■ **WHAT YOU WILL DO**
Each entry below should be returned exactly as is, with the pictures removed.

Collected data:
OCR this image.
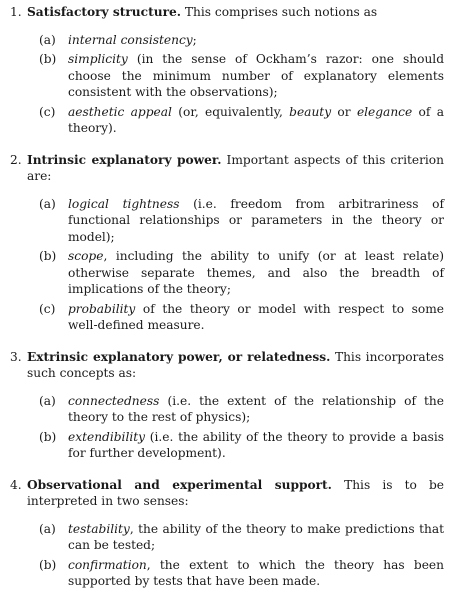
1. Satisfactory structure. This comprises such notions as
(a) internal consistency;
(b) simplicity (in the sense of Ockham’s razor: one should choose the minimum number of explanatory elements consistent with the observations);
(c) aesthetic appeal (or, equivalently, beauty or elegance of a theory).
2. Intrinsic explanatory power. Important aspects of this criterion are:
(a) logical tightness (i.e. freedom from arbitrariness of functional relationships or parameters in the theory or model);
(b) scope, including the ability to unify (or at least relate) otherwise separate themes, and also the breadth of implications of the theory;
(c) probability of the theory or model with respect to some well-defined measure.
3. Extrinsic explanatory power, or relatedness. This incorporates such concepts as:
(a) connectedness (i.e. the extent of the relationship of the theory to the rest of physics);
(b) extendibility (i.e. the ability of the theory to provide a basis for further development).
4. Observational and experimental support. This is to be interpreted in two senses:
(a) testability, the ability of the theory to make predictions that can be tested;
(b) confirmation, the extent to which the theory has been supported by tests that have been made.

■ **CORRECT RESULT**
OCR this image.
1. Satisfactory structure. This comprises such notions as
(a) internal consistency;
(b) simplicity (in the sense of Ockham’s razor: one should choose the minimum number of explanatory elements consistent with the observations);
(c) aesthetic appeal (or, equivalently, beauty or elegance of a theory).
2. Intrinsic explanatory power. Important aspects of this criterion are:
(a) logical tightness (i.e. freedom from arbitrariness of functional relationships or parameters in the theory or model);
(b) scope, including the ability to unify (or at least relate) otherwise separate themes, and also the breadth of implications of the theory;
(c) probability of the theory or model with respect to some well-defined measure.
3. Extrinsic explanatory power, or relatedness. This incorporates such concepts as:
(a) connectedness (i.e. the extent of the relationship of the theory to the rest of physics);
(b) extendibility (i.e. the ability of the theory to provide a basis for further development).
4. Observational and experimental support. This is to be interpreted in two senses:
(a) testability, the ability of the theory to make predictions that can be tested;
(b) confirmation, the extent to which the theory has been supported by tests that have been made.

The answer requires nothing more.